*WHAT TO DO*.
Restate the records that follow word for word; no pictures should appear.

A run of records:
[Start]

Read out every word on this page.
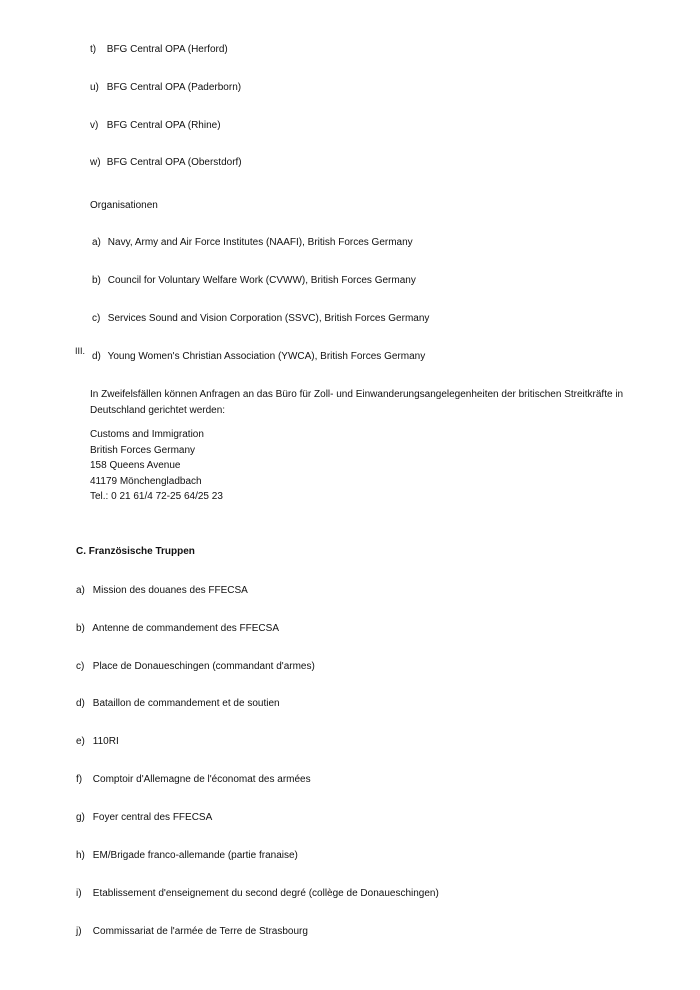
t) BFG Central OPA (Herford)
u) BFG Central OPA (Paderborn)
v) BFG Central OPA (Rhine)
w) BFG Central OPA (Oberstdorf)
Organisationen
a) Navy, Army and Air Force Institutes (NAAFI), British Forces Germany
b) Council for Voluntary Welfare Work (CVWW), British Forces Germany
c) Services Sound and Vision Corporation (SSVC), British Forces Germany
III. d) Young Women's Christian Association (YWCA), British Forces Germany
In Zweifelsfällen können Anfragen an das Büro für Zoll- und Einwanderungsangelegenheiten der britischen Streitkräfte in Deutschland gerichtet werden:
Customs and Immigration
British Forces Germany
158 Queens Avenue
41179 Mönchengladbach
Tel.: 0 21 61/4 72-25 64/25 23
C. Französische Truppen
a) Mission des douanes des FFECSA
b) Antenne de commandement des FFECSA
c) Place de Donaueschingen (commandant d'armes)
d) Bataillon de commandement et de soutien
e) 110RI
f) Comptoir d'Allemagne de l'économat des armées
g) Foyer central des FFECSA
h) EM/Brigade franco-allemande (partie franaise)
i) Etablissement d'enseignement du second degré (collège de Donaueschingen)
j) Commissariat de l'armée de Terre de Strasbourg
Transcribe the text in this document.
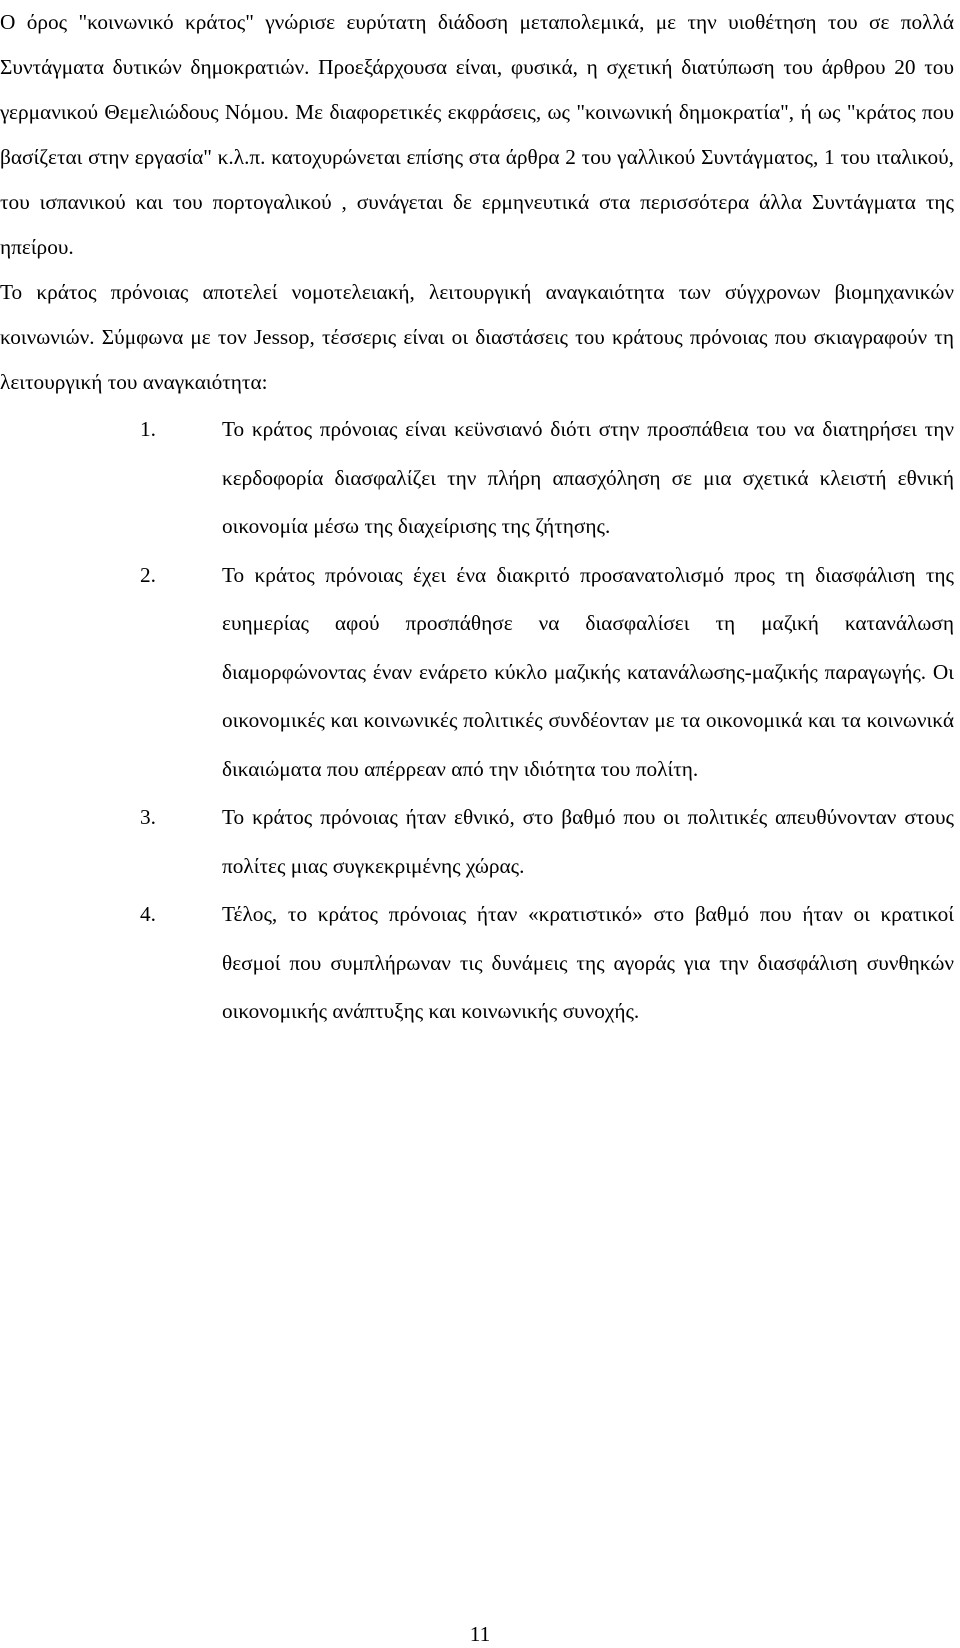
Ο όρος "κοινωνικό κράτος" γνώρισε ευρύτατη διάδοση μεταπολεμικά, με την υιοθέτηση του σε πολλά Συντάγματα δυτικών δημοκρατιών. Προεξάρχουσα είναι, φυσικά, η σχετική διατύπωση του άρθρου 20 του γερμανικού Θεμελιώδους Νόμου. Με διαφορετικές εκφράσεις, ως "κοινωνική δημοκρατία", ή ως "κράτος που βασίζεται στην εργασία" κ.λ.π. κατοχυρώνεται επίσης στα άρθρα 2 του γαλλικού Συντάγματος, 1 του ιταλικού, του ισπανικού και του πορτογαλικού , συνάγεται δε ερμηνευτικά στα περισσότερα άλλα Συντάγματα της ηπείρου.

Το κράτος πρόνοιας αποτελεί νομοτελειακή, λειτουργική αναγκαιότητα των σύγχρονων βιομηχανικών κοινωνιών. Σύμφωνα με τον Jessop, τέσσερις είναι οι διαστάσεις του κράτους πρόνοιας που σκιαγραφούν τη λειτουργική του αναγκαιότητα:

1.	Το κράτος πρόνοιας είναι κεϋνσιανό διότι στην προσπάθεια του να διατηρήσει την κερδοφορία διασφαλίζει την πλήρη απασχόληση σε μια σχετικά κλειστή εθνική οικονομία μέσω της διαχείρισης της ζήτησης.
2.	Το κράτος πρόνοιας έχει ένα διακριτό προσανατολισμό προς τη διασφάλιση της ευημερίας αφού προσπάθησε να διασφαλίσει τη μαζική κατανάλωση διαμορφώνοντας έναν ενάρετο κύκλο μαζικής κατανάλωσης-μαζικής παραγωγής. Οι οικονομικές και κοινωνικές πολιτικές συνδέονταν με τα οικονομικά και τα κοινωνικά δικαιώματα που απέρρεαν από την ιδιότητα του πολίτη.
3.	Το κράτος πρόνοιας ήταν εθνικό, στο βαθμό που οι πολιτικές απευθύνονταν στους πολίτες μιας συγκεκριμένης χώρας.
4.	Τέλος, το κράτος πρόνοιας ήταν «κρατιστικό» στο βαθμό που ήταν οι κρατικοί θεσμοί που συμπλήρωναν τις δυνάμεις της αγοράς για την διασφάλιση συνθηκών οικονομικής ανάπτυξης και κοινωνικής συνοχής.
11
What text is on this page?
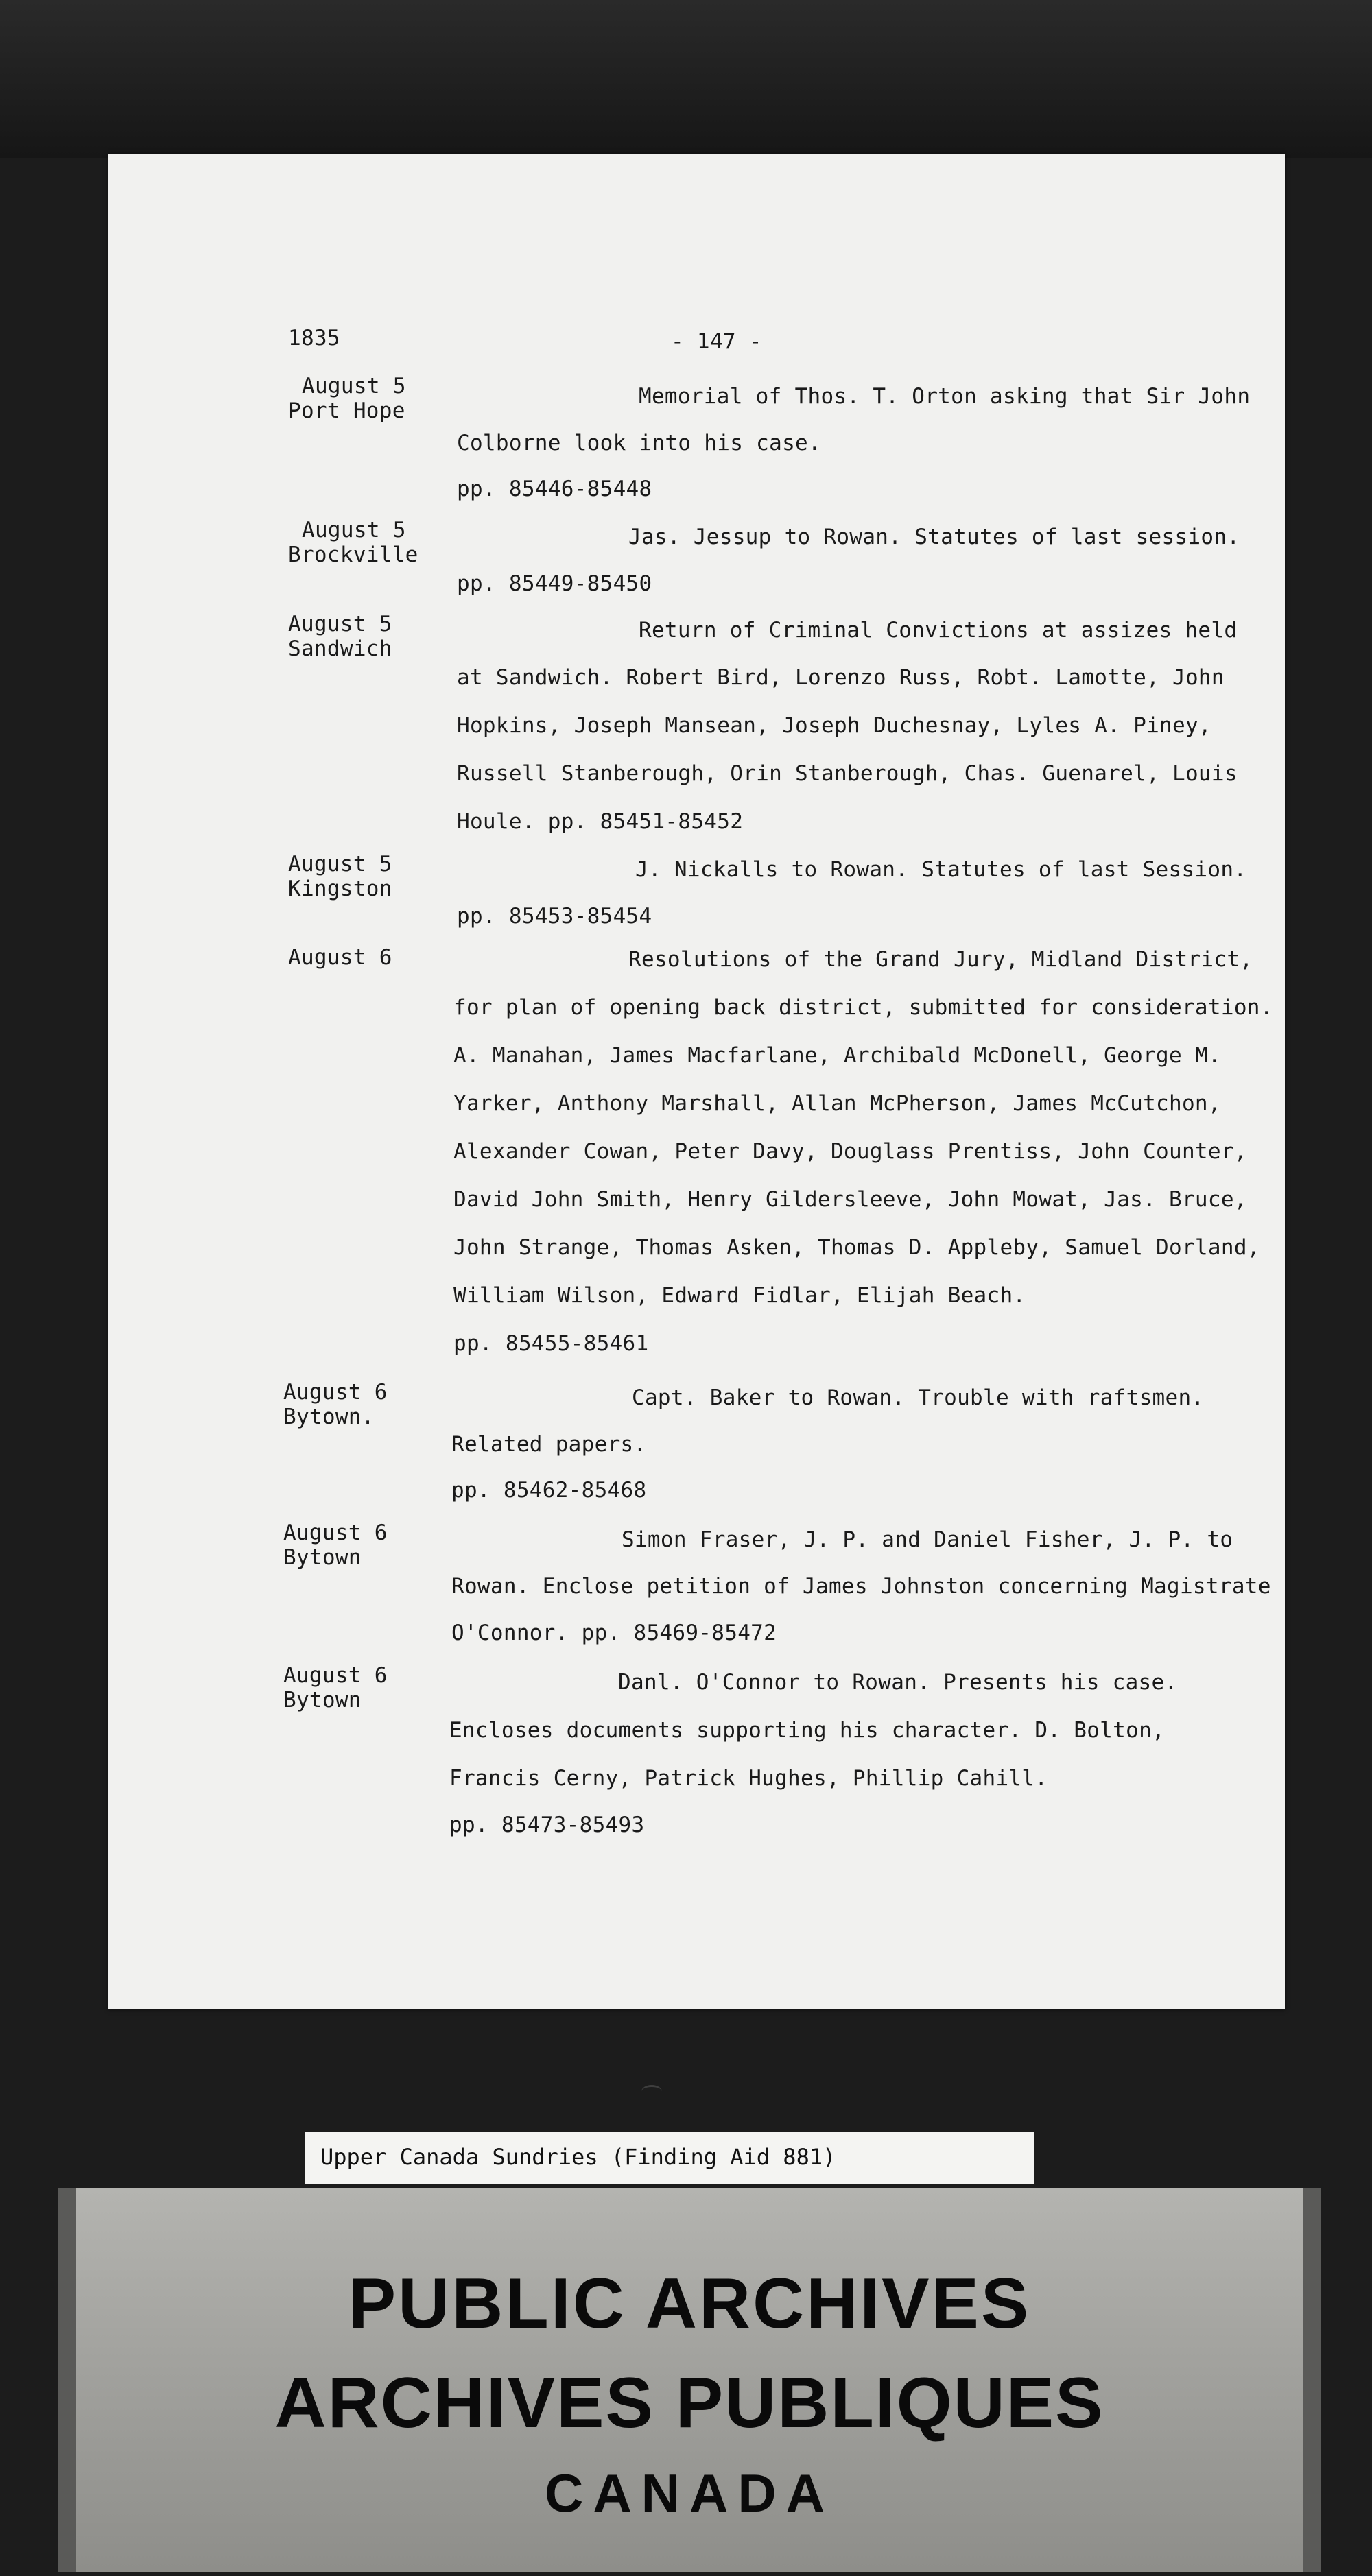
1835	- 147 -
August 5
Port Hope
Memorial of Thos. T. Orton asking that Sir John
Colborne look into his case.
pp. 85446-85448
August 5
Brockville
Jas. Jessup to Rowan. Statutes of last session.
pp. 85449-85450
August 5
Sandwich
Return of Criminal Convictions at assizes held
at Sandwich. Robert Bird, Lorenzo Russ, Robt. Lamotte, John
Hopkins, Joseph Mansean, Joseph Duchesnay, Lyles A. Piney,
Russell Stanberough, Orin Stanberough, Chas. Guenarel, Louis
Houle. pp. 85451-85452
August 5
Kingston
J. Nickalls to Rowan. Statutes of last Session.
pp. 85453-85454
August 6	Resolutions of the Grand Jury, Midland District,
for plan of opening back district, submitted for consideration.
A. Manahan, James Macfarlane, Archibald McDonell, George M.
Yarker, Anthony Marshall, Allan McPherson, James McCutchon,
Alexander Cowan, Peter Davy, Douglass Prentiss, John Counter,
David John Smith, Henry Gildersleeve, John Mowat, Jas. Bruce,
John Strange, Thomas Asken, Thomas D. Appleby, Samuel Dorland,
William Wilson, Edward Fidlar, Elijah Beach.
pp. 85455-85461
August 6
Bytown.
Capt. Baker to Rowan. Trouble with raftsmen.
Related papers.
pp. 85462-85468
August 6
Bytown
Simon Fraser, J. P. and Daniel Fisher, J. P. to
Rowan. Enclose petition of James Johnston concerning Magistrate
O'Connor. pp. 85469-85472
August 6
Bytown
Danl. O'Connor to Rowan. Presents his case.
Encloses documents supporting his character. D. Bolton,
Francis Cerny, Patrick Hughes, Phillip Cahill.
pp. 85473-85493
Upper Canada Sundries (Finding Aid 881)
PUBLIC ARCHIVES
ARCHIVES PUBLIQUES
CANADA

[End]

*SOLUTION TO THIS EXERCISE*.
Read out every word on this page.
t) BFG Central OPA (Herford)
u) BFG Central OPA (Paderborn)
v) BFG Central OPA (Rhine)
w) BFG Central OPA (Oberstdorf)
Organisationen
a) Navy, Army and Air Force Institutes (NAAFI), British Forces Germany
b) Council for Voluntary Welfare Work (CVWW), British Forces Germany
c) Services Sound and Vision Corporation (SSVC), British Forces Germany
III. d) Young Women's Christian Association (YWCA), British Forces Germany
In Zweifelsfällen können Anfragen an das Büro für Zoll- und Einwanderungsangelegenheiten der britischen Streitkräfte in Deutschland gerichtet werden:
Customs and Immigration
British Forces Germany
158 Queens Avenue
41179 Mönchengladbach
Tel.: 0 21 61/4 72-25 64/25 23
C. Französische Truppen
a) Mission des douanes des FFECSA
b) Antenne de commandement des FFECSA
c) Place de Donaueschingen (commandant d'armes)
d) Bataillon de commandement et de soutien
e) 110RI
f) Comptoir d'Allemagne de l'économat des armées
g) Foyer central des FFECSA
h) EM/Brigade franco-allemande (partie franaise)
i) Etablissement d'enseignement du second degré (collège de Donaueschingen)
j) Commissariat de l'armée de Terre de Strasbourg
Transcribe the text in this document.
Ο όρος "κοινωνικό κράτος" γνώρισε ευρύτατη διάδοση μεταπολεμικά, με την υιοθέτηση του σε πολλά Συντάγματα δυτικών δημοκρατιών. Προεξάρχουσα είναι, φυσικά, η σχετική διατύπωση του άρθρου 20 του γερμανικού Θεμελιώδους Νόμου. Με διαφορετικές εκφράσεις, ως "κοινωνική δημοκρατία", ή ως "κράτος που βασίζεται στην εργασία" κ.λ.π. κατοχυρώνεται επίσης στα άρθρα 2 του γαλλικού Συντάγματος, 1 του ιταλικού, του ισπανικού και του πορτογαλικού , συνάγεται δε ερμηνευτικά στα περισσότερα άλλα Συντάγματα της ηπείρου.

Το κράτος πρόνοιας αποτελεί νομοτελειακή, λειτουργική αναγκαιότητα των σύγχρονων βιομηχανικών κοινωνιών. Σύμφωνα με τον Jessop, τέσσερις είναι οι διαστάσεις του κράτους πρόνοιας που σκιαγραφούν τη λειτουργική του αναγκαιότητα:

1.	Το κράτος πρόνοιας είναι κεϋνσιανό διότι στην προσπάθεια του να διατηρήσει την κερδοφορία διασφαλίζει την πλήρη απασχόληση σε μια σχετικά κλειστή εθνική οικονομία μέσω της διαχείρισης της ζήτησης.
2.	Το κράτος πρόνοιας έχει ένα διακριτό προσανατολισμό προς τη διασφάλιση της ευημερίας αφού προσπάθησε να διασφαλίσει τη μαζική κατανάλωση διαμορφώνοντας έναν ενάρετο κύκλο μαζικής κατανάλωσης-μαζικής παραγωγής. Οι οικονομικές και κοινωνικές πολιτικές συνδέονταν με τα οικονομικά και τα κοινωνικά δικαιώματα που απέρρεαν από την ιδιότητα του πολίτη.
3.	Το κράτος πρόνοιας ήταν εθνικό, στο βαθμό που οι πολιτικές απευθύνονταν στους πολίτες μιας συγκεκριμένης χώρας.
4.	Τέλος, το κράτος πρόνοιας ήταν «κρατιστικό» στο βαθμό που ήταν οι κρατικοί θεσμοί που συμπλήρωναν τις δυνάμεις της αγοράς για την διασφάλιση συνθηκών οικονομικής ανάπτυξης και κοινωνικής συνοχής.
11
What text is on this page?
1835	- 147 -
August 5
Port Hope
Memorial of Thos. T. Orton asking that Sir John
Colborne look into his case.
pp. 85446-85448
August 5
Brockville
Jas. Jessup to Rowan. Statutes of last session.
pp. 85449-85450
August 5
Sandwich
Return of Criminal Convictions at assizes held
at Sandwich. Robert Bird, Lorenzo Russ, Robt. Lamotte, John
Hopkins, Joseph Mansean, Joseph Duchesnay, Lyles A. Piney,
Russell Stanberough, Orin Stanberough, Chas. Guenarel, Louis
Houle. pp. 85451-85452
August 5
Kingston
J. Nickalls to Rowan. Statutes of last Session.
pp. 85453-85454
August 6	Resolutions of the Grand Jury, Midland District,
for plan of opening back district, submitted for consideration.
A. Manahan, James Macfarlane, Archibald McDonell, George M.
Yarker, Anthony Marshall, Allan McPherson, James McCutchon,
Alexander Cowan, Peter Davy, Douglass Prentiss, John Counter,
David John Smith, Henry Gildersleeve, John Mowat, Jas. Bruce,
John Strange, Thomas Asken, Thomas D. Appleby, Samuel Dorland,
William Wilson, Edward Fidlar, Elijah Beach.
pp. 85455-85461
August 6
Bytown.
Capt. Baker to Rowan. Trouble with raftsmen.
Related papers.
pp. 85462-85468
August 6
Bytown
Simon Fraser, J. P. and Daniel Fisher, J. P. to
Rowan. Enclose petition of James Johnston concerning Magistrate
O'Connor. pp. 85469-85472
August 6
Bytown
Danl. O'Connor to Rowan. Presents his case.
Encloses documents supporting his character. D. Bolton,
Francis Cerny, Patrick Hughes, Phillip Cahill.
pp. 85473-85493
Upper Canada Sundries (Finding Aid 881)
PUBLIC ARCHIVES
ARCHIVES PUBLIQUES
CANADA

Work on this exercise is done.